What you have to do =
Pick out and copy every line below that has the word "控制器停止工作".

Rows =
Start
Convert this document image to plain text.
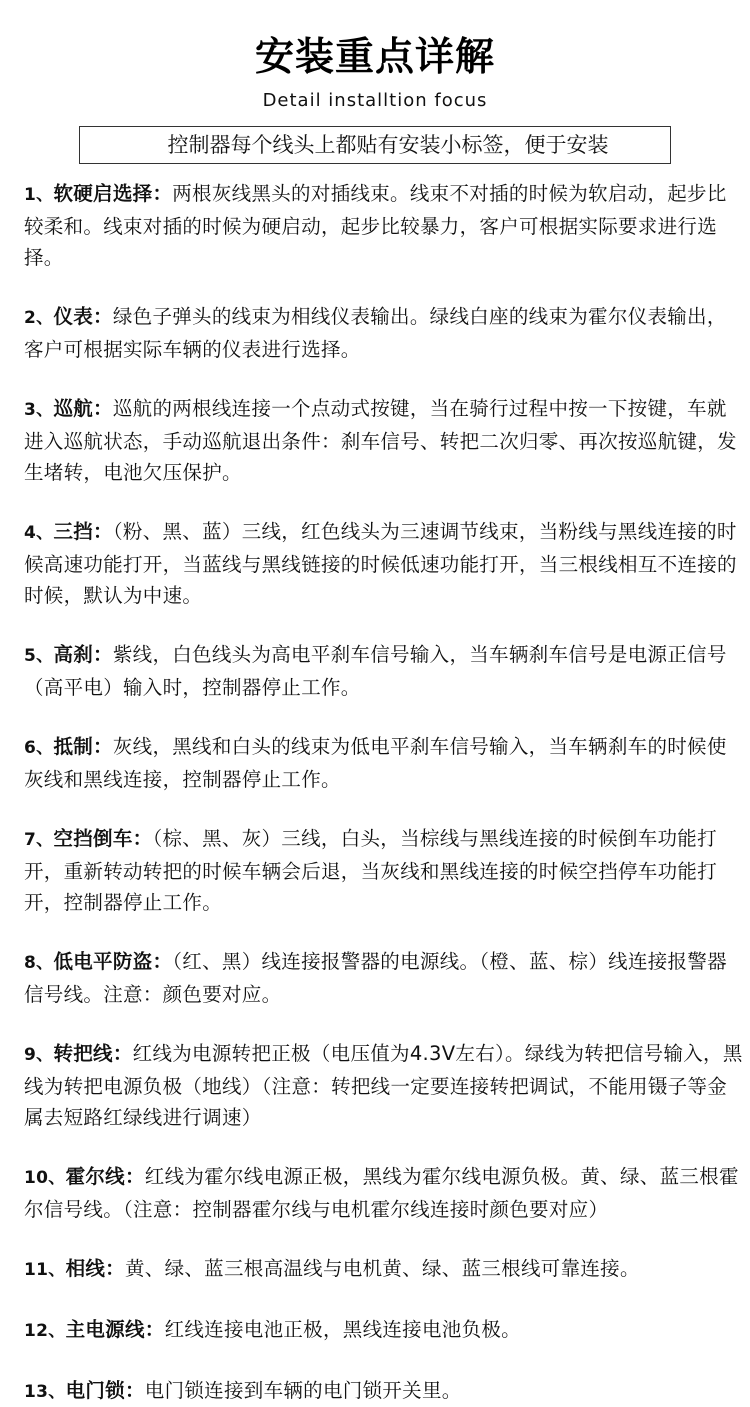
安装重点详解
Detail installtion focus
控制器每个线头上都贴有安装小标签，便于安装

1、软硬启选择：两根灰线黑头的对插线束。线束不对插的时候为软启动，起步比较柔和。线束对插的时候为硬启动，起步比较暴力，客户可根据实际要求进行选择。

2、仪表：绿色子弹头的线束为相线仪表输出。绿线白座的线束为霍尔仪表输出，客户可根据实际车辆的仪表进行选择。

3、巡航：巡航的两根线连接一个点动式按键，当在骑行过程中按一下按键，车就进入巡航状态，手动巡航退出条件：刹车信号、转把二次归零、再次按巡航键，发生堵转，电池欠压保护。

4、三挡：（粉、黑、蓝）三线，红色线头为三速调节线束，当粉线与黑线连接的时候高速功能打开，当蓝线与黑线链接的时候低速功能打开，当三根线相互不连接的时候，默认为中速。

5、高刹：紫线，白色线头为高电平刹车信号输入，当车辆刹车信号是电源正信号（高平电）输入时，控制器停止工作。

6、抵制：灰线，黑线和白头的线束为低电平刹车信号输入，当车辆刹车的时候使灰线和黑线连接，控制器停止工作。

7、空挡倒车：（棕、黑、灰）三线，白头，当棕线与黑线连接的时候倒车功能打开，重新转动转把的时候车辆会后退，当灰线和黑线连接的时候空挡停车功能打开，控制器停止工作。

8、低电平防盗：（红、黑）线连接报警器的电源线。（橙、蓝、棕）线连接报警器信号线。注意：颜色要对应。

9、转把线：红线为电源转把正极（电压值为4.3V左右）。绿线为转把信号输入，黑线为转把电源负极（地线）（注意：转把线一定要连接转把调试，不能用镊子等金属去短路红绿线进行调速）

10、霍尔线：红线为霍尔线电源正极，黑线为霍尔线电源负极。黄、绿、蓝三根霍尔信号线。（注意：控制器霍尔线与电机霍尔线连接时颜色要对应）

11、相线：黄、绿、蓝三根高温线与电机黄、绿、蓝三根线可靠连接。

12、主电源线：红线连接电池正极，黑线连接电池负极。

13、电门锁：电门锁连接到车辆的电门锁开关里。
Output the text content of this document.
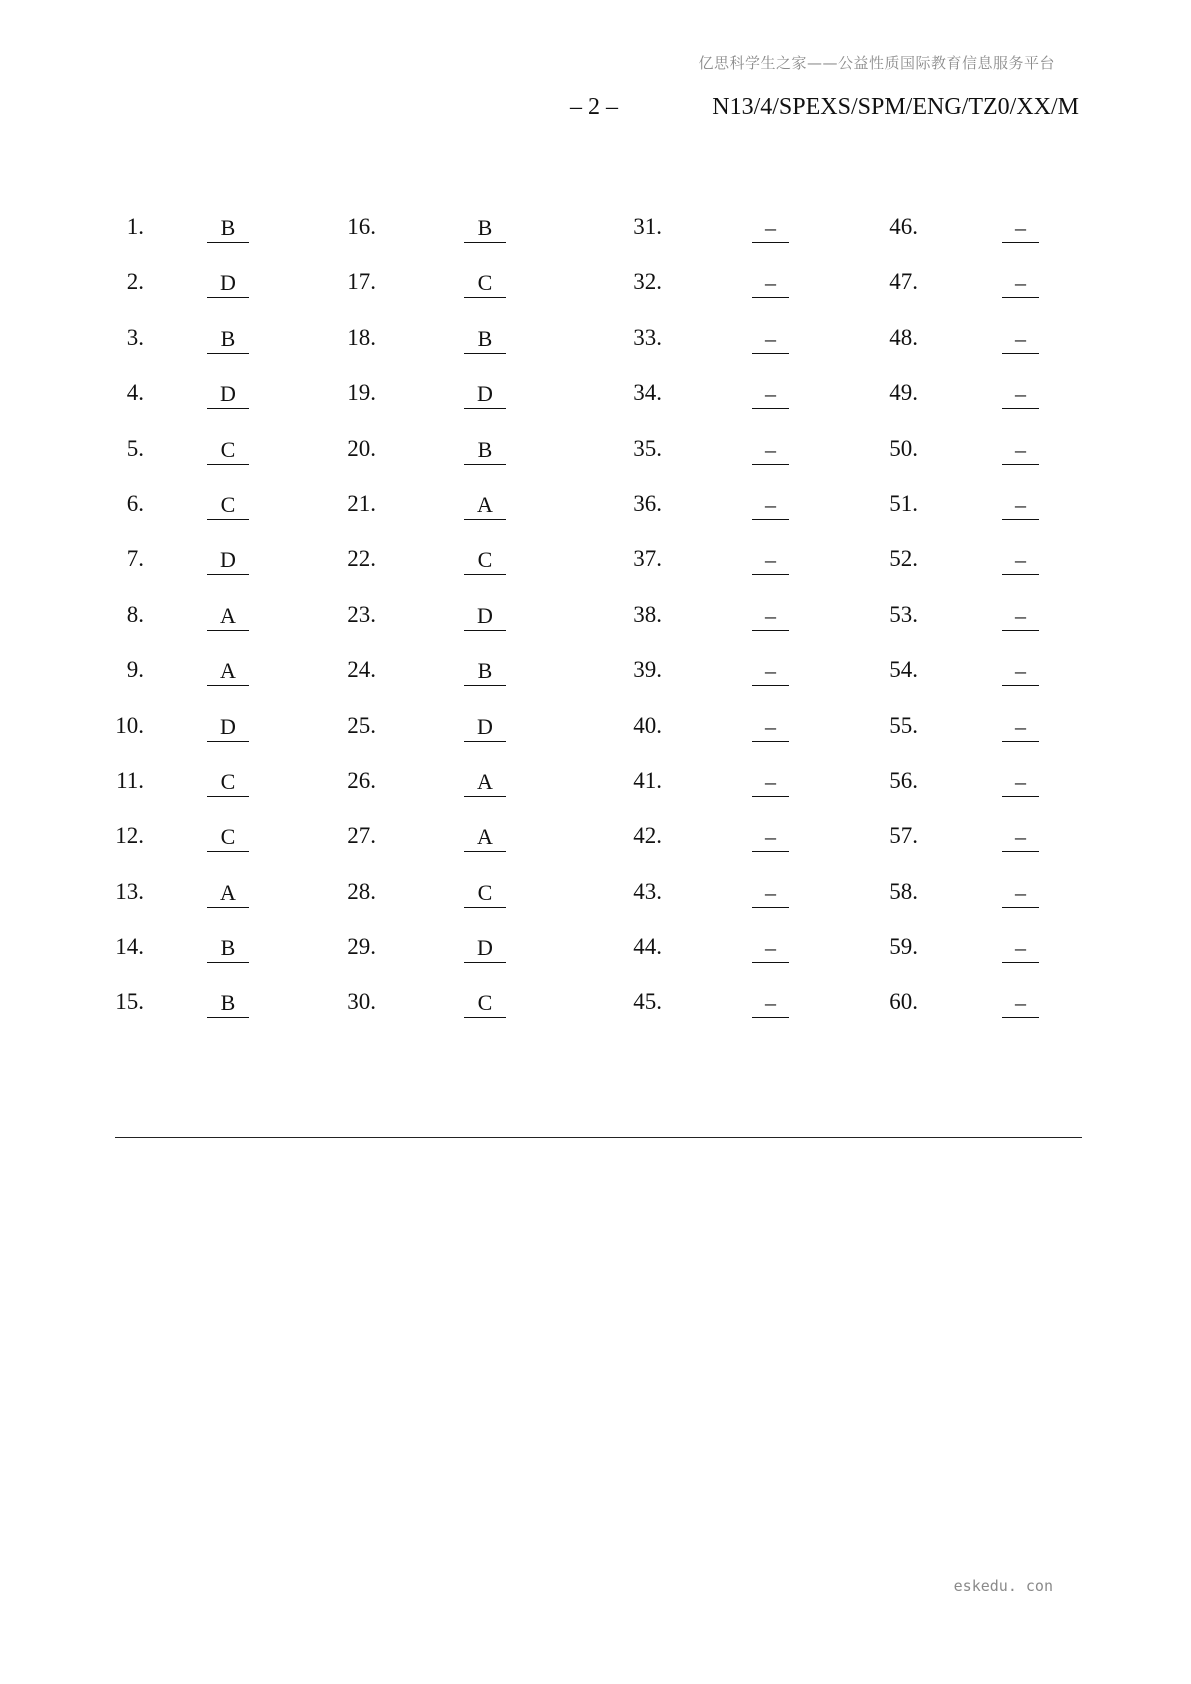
亿思科学生之家——公益性质国际教育信息服务平台
– 2 –	N13/4/SPEXS/SPM/ENG/TZ0/XX/M
1.	B	16.	B	31.	–	46.	–
2.	D	17.	C	32.	–	47.	–
3.	B	18.	B	33.	–	48.	–
4.	D	19.	D	34.	–	49.	–
5.	C	20.	B	35.	–	50.	–
6.	C	21.	A	36.	–	51.	–
7.	D	22.	C	37.	–	52.	–
8.	A	23.	D	38.	–	53.	–
9.	A	24.	B	39.	–	54.	–
10.	D	25.	D	40.	–	55.	–
11.	C	26.	A	41.	–	56.	–
12.	C	27.	A	42.	–	57.	–
13.	A	28.	C	43.	–	58.	–
14.	B	29.	D	44.	–	59.	–
15.	B	30.	C	45.	–	60.	–
eskedu. con
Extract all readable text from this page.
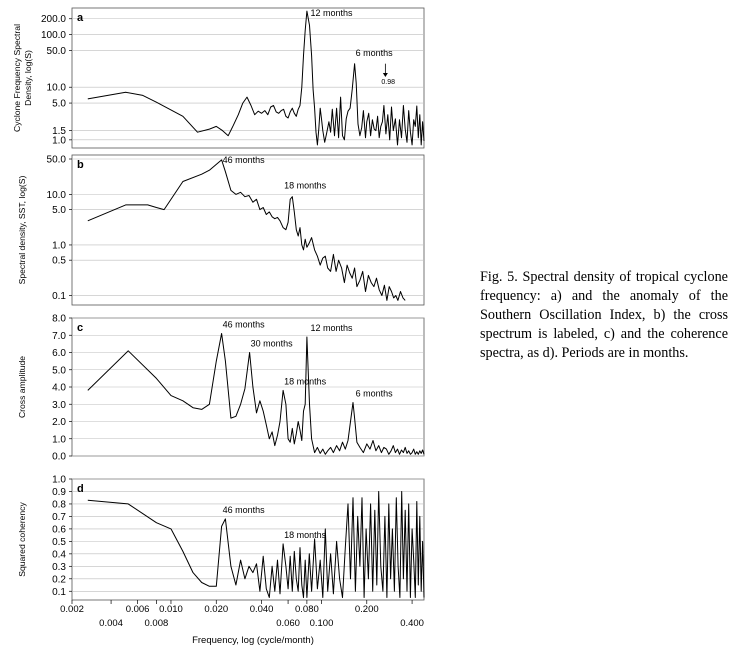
1.0
1.5
5.0
10.0
50.0
100.0
200.0
Cyclone Frequency SpectralDensity, log(S)
a	12 months
6 months
0.98
0.1
0.5
1.0
5.0
10.0
50.0
Spectral density, SST, log(S)
b	46 months
18 months
0.0
1.0
2.0
3.0
4.0
5.0
6.0
7.0
8.0
Cross amplitude
c	46 months
30 months
12 months
18 months
6 months
0.1
0.2
0.3
0.4
0.5
0.6
0.7
0.8
0.9
1.0
Squared coherency
d
46 months
18 months
0.002	0.006 0.010 0.020 0.040 0.080	0.200
0.004 0.008	0.060 0.100	0.400
Frequency, log (cycle/month)
Fig. 5. Spectral density of tropical cyclone frequency: a) and the anomaly of the Southern Oscillation Index, b) the cross spectrum is labeled, c) and the coherence spectra, as d). Periods are in months.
End
Output =
5、高刹：紫线，白色线头为高电平刹车信号输入，当车辆刹车信号是电源正信号（高平电）输入时，控制器停止工作。
6、抵制：灰线，黑线和白头的线束为低电平刹车信号输入，当车辆刹车的时候使灰线和黑线连接，控制器停止工作。
7、空挡倒车：（棕、黑、灰）三线，白头，当棕线与黑线连接的时候倒车功能打开，重新转动转把的时候车辆会后退，当灰线和黑线连接的时候空挡停车功能打开，控制器停止工作。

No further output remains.